PROBLEM REQUIREMENTS :: Restate the whole listing word for word. Pictures are left out.

TASK INPUT ::
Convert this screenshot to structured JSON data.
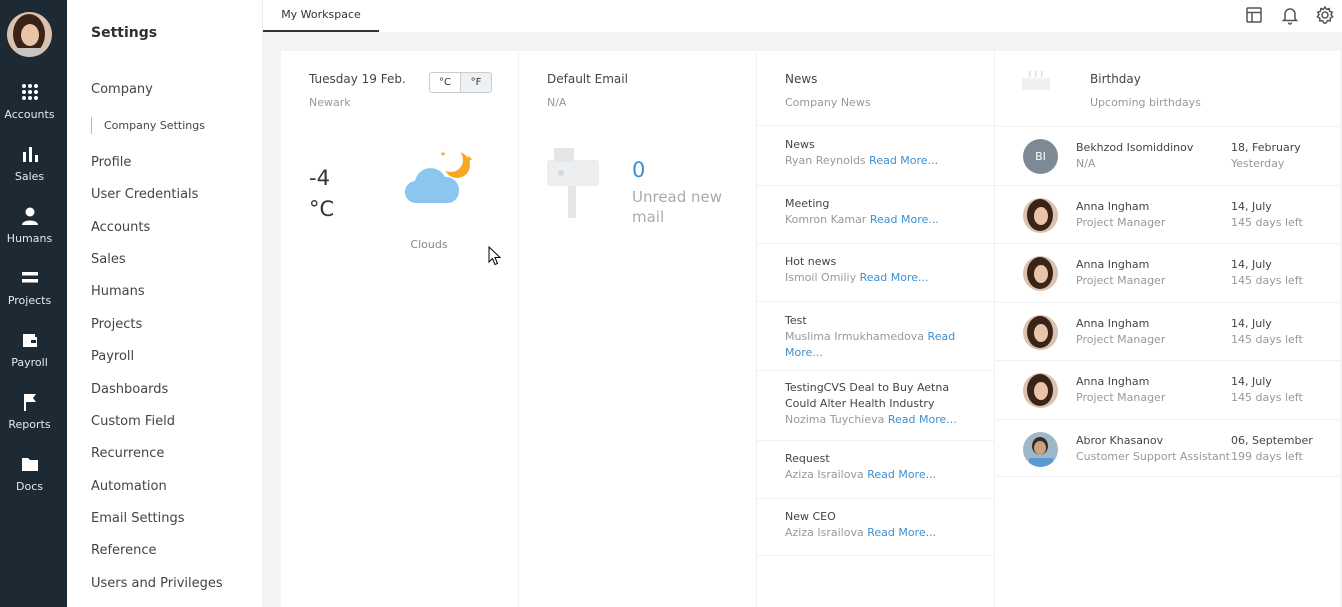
{
  "rail": {
    "items": [
      {
        "label": "Accounts",
        "icon": "grid-icon"
      },
      {
        "label": "Sales",
        "icon": "bar-chart-icon"
      },
      {
        "label": "Humans",
        "icon": "person-icon"
      },
      {
        "label": "Projects",
        "icon": "list-icon"
      },
      {
        "label": "Payroll",
        "icon": "wallet-icon"
      },
      {
        "label": "Reports",
        "icon": "flag-icon"
      },
      {
        "label": "Docs",
        "icon": "folder-icon"
      }
    ]
  },
  "settings": {
    "title": "Settings",
    "company": "Company",
    "company_settings": "Company Settings",
    "items": [
      "Profile",
      "User Credentials",
      "Accounts",
      "Sales",
      "Humans",
      "Projects",
      "Payroll",
      "Dashboards",
      "Custom Field",
      "Recurrence",
      "Automation",
      "Email Settings",
      "Reference",
      "Users and Privileges"
    ]
  },
  "topbar": {
    "tab": "My Workspace",
    "icons": [
      "layout-icon",
      "bell-icon",
      "gear-icon"
    ]
  },
  "weather": {
    "date": "Tuesday 19 Feb.",
    "city": "Newark",
    "unit_c": "°C",
    "unit_f": "°F",
    "temp_value": "-4",
    "temp_unit": "°C",
    "condition": "Clouds"
  },
  "email": {
    "title": "Default Email",
    "address": "N/A",
    "count": "0",
    "label": "Unread new mail"
  },
  "news": {
    "title": "News",
    "subtitle": "Company News",
    "read_more": "Read More...",
    "items": [
      {
        "title": "News",
        "author": "Ryan Reynolds"
      },
      {
        "title": "Meeting",
        "author": "Komron Kamar"
      },
      {
        "title": "Hot news",
        "author": "Ismoil Omiliy"
      },
      {
        "title": "Test",
        "author": "Muslima Irmukhamedova"
      },
      {
        "title": "TestingCVS Deal to Buy Aetna Could Alter Health Industry",
        "author": "Nozima Tuychieva"
      },
      {
        "title": "Request",
        "author": "Aziza Israilova"
      },
      {
        "title": "New CEO",
        "author": "Aziza Israilova"
      }
    ]
  },
  "birthday": {
    "title": "Birthday",
    "subtitle": "Upcoming birthdays",
    "items": [
      {
        "initials": "BI",
        "name": "Bekhzod Isomiddinov",
        "role": "N/A",
        "date": "18, February",
        "left": "Yesterday"
      },
      {
        "initials": "",
        "name": "Anna Ingham",
        "role": "Project Manager",
        "date": "14, July",
        "left": "145 days left"
      },
      {
        "initials": "",
        "name": "Anna Ingham",
        "role": "Project Manager",
        "date": "14, July",
        "left": "145 days left"
      },
      {
        "initials": "",
        "name": "Anna Ingham",
        "role": "Project Manager",
        "date": "14, July",
        "left": "145 days left"
      },
      {
        "initials": "",
        "name": "Anna Ingham",
        "role": "Project Manager",
        "date": "14, July",
        "left": "145 days left"
      },
      {
        "initials": "",
        "name": "Abror Khasanov",
        "role": "Customer Support Assistant",
        "date": "06, September",
        "left": "199 days left"
      }
    ]
  }
}
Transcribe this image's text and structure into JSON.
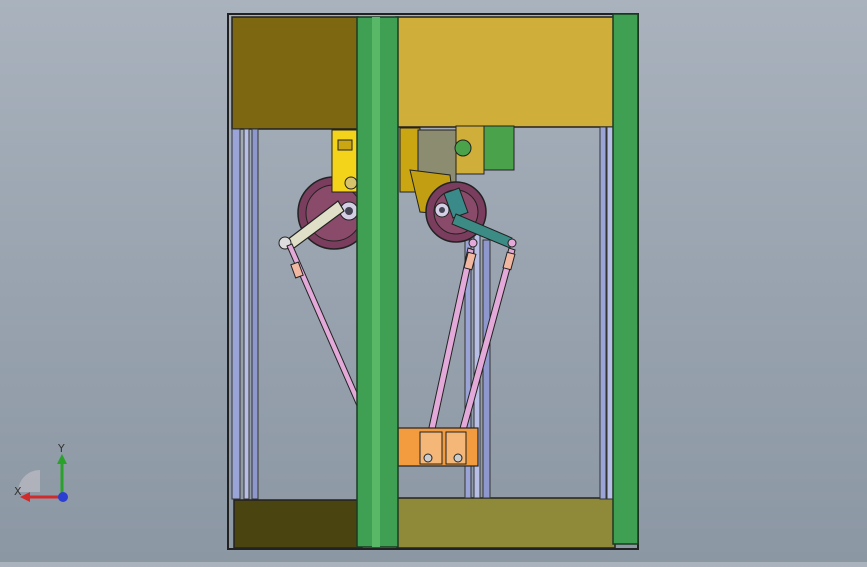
{
  "viewport": {
    "background_top": "#a9b2bd",
    "background_bottom": "#8c97a4"
  },
  "model": {
    "frame_color": "#3f9f52",
    "panel_color": "#cfae3a",
    "panel_dark_color": "#7d6711",
    "rod_color": "#e2a9d9",
    "effector_color": "#f39c3f"
  },
  "triad": {
    "x_label": "X",
    "y_label": "Y",
    "x_color": "#d12a2a",
    "y_color": "#2aa12a",
    "z_color": "#2a3fd1"
  }
}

TASK OUTPUT ::
Convert this screenshot to structured JSON data.
{
  "rail": {
    "items": [
      {
        "label": "Accounts",
        "icon": "grid-icon"
      },
      {
        "label": "Sales",
        "icon": "bar-chart-icon"
      },
      {
        "label": "Humans",
        "icon": "person-icon"
      },
      {
        "label": "Projects",
        "icon": "list-icon"
      },
      {
        "label": "Payroll",
        "icon": "wallet-icon"
      },
      {
        "label": "Reports",
        "icon": "flag-icon"
      },
      {
        "label": "Docs",
        "icon": "folder-icon"
      }
    ]
  },
  "settings": {
    "title": "Settings",
    "company": "Company",
    "company_settings": "Company Settings",
    "items": [
      "Profile",
      "User Credentials",
      "Accounts",
      "Sales",
      "Humans",
      "Projects",
      "Payroll",
      "Dashboards",
      "Custom Field",
      "Recurrence",
      "Automation",
      "Email Settings",
      "Reference",
      "Users and Privileges"
    ]
  },
  "topbar": {
    "tab": "My Workspace",
    "icons": [
      "layout-icon",
      "bell-icon",
      "gear-icon"
    ]
  },
  "weather": {
    "date": "Tuesday 19 Feb.",
    "city": "Newark",
    "unit_c": "°C",
    "unit_f": "°F",
    "temp_value": "-4",
    "temp_unit": "°C",
    "condition": "Clouds"
  },
  "email": {
    "title": "Default Email",
    "address": "N/A",
    "count": "0",
    "label": "Unread new mail"
  },
  "news": {
    "title": "News",
    "subtitle": "Company News",
    "read_more": "Read More...",
    "items": [
      {
        "title": "News",
        "author": "Ryan Reynolds"
      },
      {
        "title": "Meeting",
        "author": "Komron Kamar"
      },
      {
        "title": "Hot news",
        "author": "Ismoil Omiliy"
      },
      {
        "title": "Test",
        "author": "Muslima Irmukhamedova"
      },
      {
        "title": "TestingCVS Deal to Buy Aetna Could Alter Health Industry",
        "author": "Nozima Tuychieva"
      },
      {
        "title": "Request",
        "author": "Aziza Israilova"
      },
      {
        "title": "New CEO",
        "author": "Aziza Israilova"
      }
    ]
  },
  "birthday": {
    "title": "Birthday",
    "subtitle": "Upcoming birthdays",
    "items": [
      {
        "initials": "BI",
        "name": "Bekhzod Isomiddinov",
        "role": "N/A",
        "date": "18, February",
        "left": "Yesterday"
      },
      {
        "initials": "",
        "name": "Anna Ingham",
        "role": "Project Manager",
        "date": "14, July",
        "left": "145 days left"
      },
      {
        "initials": "",
        "name": "Anna Ingham",
        "role": "Project Manager",
        "date": "14, July",
        "left": "145 days left"
      },
      {
        "initials": "",
        "name": "Anna Ingham",
        "role": "Project Manager",
        "date": "14, July",
        "left": "145 days left"
      },
      {
        "initials": "",
        "name": "Anna Ingham",
        "role": "Project Manager",
        "date": "14, July",
        "left": "145 days left"
      },
      {
        "initials": "",
        "name": "Abror Khasanov",
        "role": "Customer Support Assistant",
        "date": "06, September",
        "left": "199 days left"
      }
    ]
  }
}
Transcribe this image's text and structure into JSON.
{
  "viewport": {
    "background_top": "#a9b2bd",
    "background_bottom": "#8c97a4"
  },
  "model": {
    "frame_color": "#3f9f52",
    "panel_color": "#cfae3a",
    "panel_dark_color": "#7d6711",
    "rod_color": "#e2a9d9",
    "effector_color": "#f39c3f"
  },
  "triad": {
    "x_label": "X",
    "y_label": "Y",
    "x_color": "#d12a2a",
    "y_color": "#2aa12a",
    "z_color": "#2a3fd1"
  }
}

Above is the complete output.